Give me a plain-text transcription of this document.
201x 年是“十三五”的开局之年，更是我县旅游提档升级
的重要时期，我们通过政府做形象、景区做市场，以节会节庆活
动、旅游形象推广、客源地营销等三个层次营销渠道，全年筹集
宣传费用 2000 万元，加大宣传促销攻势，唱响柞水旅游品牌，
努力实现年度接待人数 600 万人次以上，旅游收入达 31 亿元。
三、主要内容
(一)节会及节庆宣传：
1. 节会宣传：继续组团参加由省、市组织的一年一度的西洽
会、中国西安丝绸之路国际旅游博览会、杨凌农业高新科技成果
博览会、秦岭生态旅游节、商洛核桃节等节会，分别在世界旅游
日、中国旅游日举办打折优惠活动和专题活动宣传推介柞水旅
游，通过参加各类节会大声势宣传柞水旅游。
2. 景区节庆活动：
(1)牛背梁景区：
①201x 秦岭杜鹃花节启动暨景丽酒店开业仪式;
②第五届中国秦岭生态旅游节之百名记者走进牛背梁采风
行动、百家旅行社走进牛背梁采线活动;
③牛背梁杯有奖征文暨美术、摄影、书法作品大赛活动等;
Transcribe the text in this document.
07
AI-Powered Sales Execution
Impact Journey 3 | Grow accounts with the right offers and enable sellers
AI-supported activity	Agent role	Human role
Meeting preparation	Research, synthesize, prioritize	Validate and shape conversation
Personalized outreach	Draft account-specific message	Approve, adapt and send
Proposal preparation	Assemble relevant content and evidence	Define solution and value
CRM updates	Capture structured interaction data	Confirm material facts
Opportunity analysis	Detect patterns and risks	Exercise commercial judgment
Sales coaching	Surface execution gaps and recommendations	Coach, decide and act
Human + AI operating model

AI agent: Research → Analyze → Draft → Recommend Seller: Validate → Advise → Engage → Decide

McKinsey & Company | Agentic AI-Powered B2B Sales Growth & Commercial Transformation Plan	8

____

◆ WHAT TO WORK ON ◆
Reproduce each entry from the records above, character for character.

◆ THE SOLUTION ◆
Give me a plain-text transcription of this document.
201x 年是“十三五”的开局之年，更是我县旅游提档升级
的重要时期，我们通过政府做形象、景区做市场，以节会节庆活
动、旅游形象推广、客源地营销等三个层次营销渠道，全年筹集
宣传费用 2000 万元，加大宣传促销攻势，唱响柞水旅游品牌，
努力实现年度接待人数 600 万人次以上，旅游收入达 31 亿元。
三、主要内容
(一)节会及节庆宣传：
1. 节会宣传：继续组团参加由省、市组织的一年一度的西洽
会、中国西安丝绸之路国际旅游博览会、杨凌农业高新科技成果
博览会、秦岭生态旅游节、商洛核桃节等节会，分别在世界旅游
日、中国旅游日举办打折优惠活动和专题活动宣传推介柞水旅
游，通过参加各类节会大声势宣传柞水旅游。
2. 景区节庆活动：
(1)牛背梁景区：
①201x 秦岭杜鹃花节启动暨景丽酒店开业仪式;
②第五届中国秦岭生态旅游节之百名记者走进牛背梁采风
行动、百家旅行社走进牛背梁采线活动;
③牛背梁杯有奖征文暨美术、摄影、书法作品大赛活动等;
Transcribe the text in this document.
07
AI-Powered Sales Execution
Impact Journey 3 | Grow accounts with the right offers and enable sellers
AI-supported activity	Agent role	Human role
Meeting preparation	Research, synthesize, prioritize	Validate and shape conversation
Personalized outreach	Draft account-specific message	Approve, adapt and send
Proposal preparation	Assemble relevant content and evidence	Define solution and value
CRM updates	Capture structured interaction data	Confirm material facts
Opportunity analysis	Detect patterns and risks	Exercise commercial judgment
Sales coaching	Surface execution gaps and recommendations	Coach, decide and act
Human + AI operating model

AI agent: Research → Analyze → Draft → Recommend Seller: Validate → Advise → Engage → Decide

McKinsey & Company | Agentic AI-Powered B2B Sales Growth & Commercial Transformation Plan	8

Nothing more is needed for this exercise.